- Required task
Omit the pictures from the entries below and retype everything else exactly.

Data excerpts:
■ ■ ■
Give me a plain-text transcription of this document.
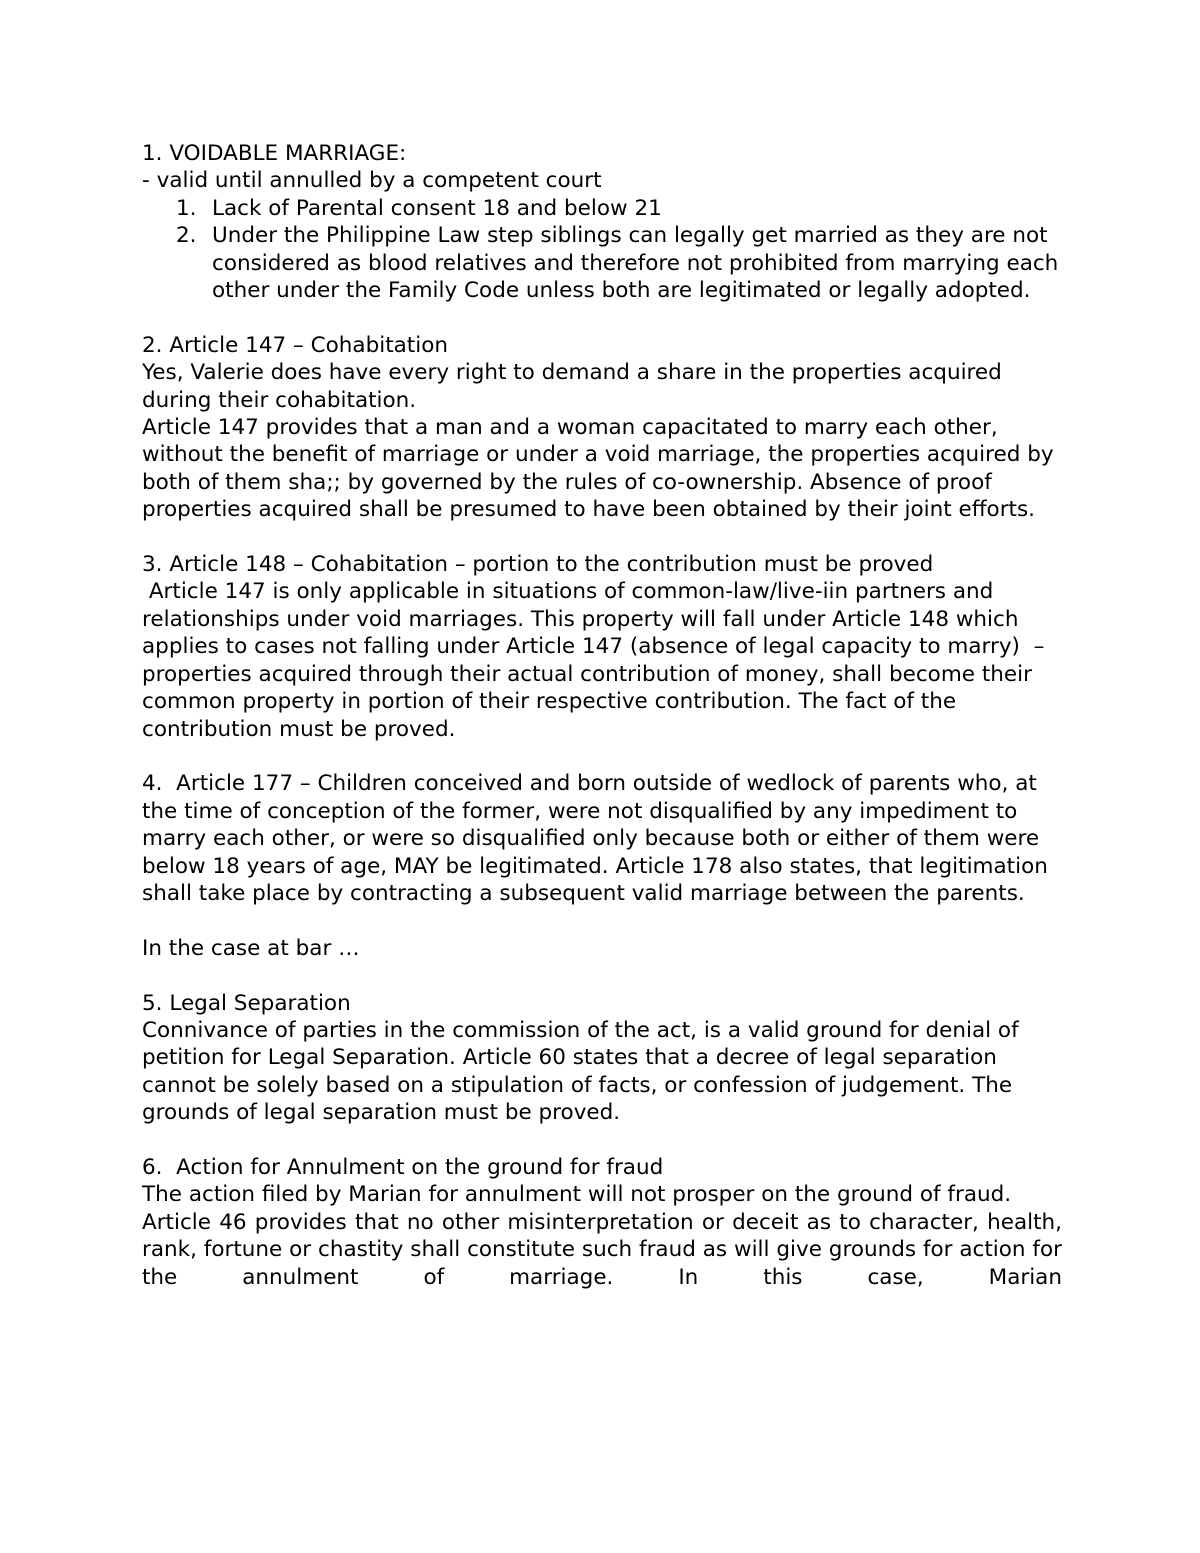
1. VOIDABLE MARRIAGE:

- valid until annulled by a competent court

1. Lack of Parental consent 18 and below 21
2. Under the Philippine Law step siblings can legally get married as they are not considered as blood relatives and therefore not prohibited from marrying each other under the Family Code unless both are legitimated or legally adopted.

2. Article 147 – Cohabitation

Yes, Valerie does have every right to demand a share in the properties acquired during their cohabitation.

Article 147 provides that a man and a woman capacitated to marry each other, without the benefit of marriage or under a void marriage, the properties acquired by both of them sha;; by governed by the rules of co-ownership. Absence of proof properties acquired shall be presumed to have been obtained by their joint efforts.

3. Article 148 – Cohabitation – portion to the contribution must be proved

Article 147 is only applicable in situations of common-law/live-iin partners and relationships under void marriages. This property will fall under Article 148 which applies to cases not falling under Article 147 (absence of legal capacity to marry)  – properties acquired through their actual contribution of money, shall become their common property in portion of their respective contribution. The fact of the contribution must be proved.

4.  Article 177 – Children conceived and born outside of wedlock of parents who, at the time of conception of the former, were not disqualified by any impediment to marry each other, or were so disqualified only because both or either of them were below 18 years of age, MAY be legitimated. Article 178 also states, that legitimation shall take place by contracting a subsequent valid marriage between the parents.

In the case at bar …

5. Legal Separation

Connivance of parties in the commission of the act, is a valid ground for denial of petition for Legal Separation. Article 60 states that a decree of legal separation cannot be solely based on a stipulation of facts, or confession of judgement. The grounds of legal separation must be proved.

6.  Action for Annulment on the ground for fraud

The action filed by Marian for annulment will not prosper on the ground of fraud.

Article 46 provides that no other misinterpretation or deceit as to character, health, rank, fortune or chastity shall constitute such fraud as will give grounds for action for the annulment of marriage. In this case, Marian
■ ■ ■
- Output for this exercise
Give me a plain-text transcription of this document.
1. VOIDABLE MARRIAGE:

- valid until annulled by a competent court

1. Lack of Parental consent 18 and below 21
2. Under the Philippine Law step siblings can legally get married as they are not considered as blood relatives and therefore not prohibited from marrying each other under the Family Code unless both are legitimated or legally adopted.

2. Article 147 – Cohabitation

Yes, Valerie does have every right to demand a share in the properties acquired during their cohabitation.

Article 147 provides that a man and a woman capacitated to marry each other, without the benefit of marriage or under a void marriage, the properties acquired by both of them sha;; by governed by the rules of co-ownership. Absence of proof properties acquired shall be presumed to have been obtained by their joint efforts.

3. Article 148 – Cohabitation – portion to the contribution must be proved

Article 147 is only applicable in situations of common-law/live-iin partners and relationships under void marriages. This property will fall under Article 148 which applies to cases not falling under Article 147 (absence of legal capacity to marry)  – properties acquired through their actual contribution of money, shall become their common property in portion of their respective contribution. The fact of the contribution must be proved.

4.  Article 177 – Children conceived and born outside of wedlock of parents who, at the time of conception of the former, were not disqualified by any impediment to marry each other, or were so disqualified only because both or either of them were below 18 years of age, MAY be legitimated. Article 178 also states, that legitimation shall take place by contracting a subsequent valid marriage between the parents.

In the case at bar …

5. Legal Separation

Connivance of parties in the commission of the act, is a valid ground for denial of petition for Legal Separation. Article 60 states that a decree of legal separation cannot be solely based on a stipulation of facts, or confession of judgement. The grounds of legal separation must be proved.

6.  Action for Annulment on the ground for fraud

The action filed by Marian for annulment will not prosper on the ground of fraud.

Article 46 provides that no other misinterpretation or deceit as to character, health, rank, fortune or chastity shall constitute such fraud as will give grounds for action for the annulment of marriage. In this case, Marian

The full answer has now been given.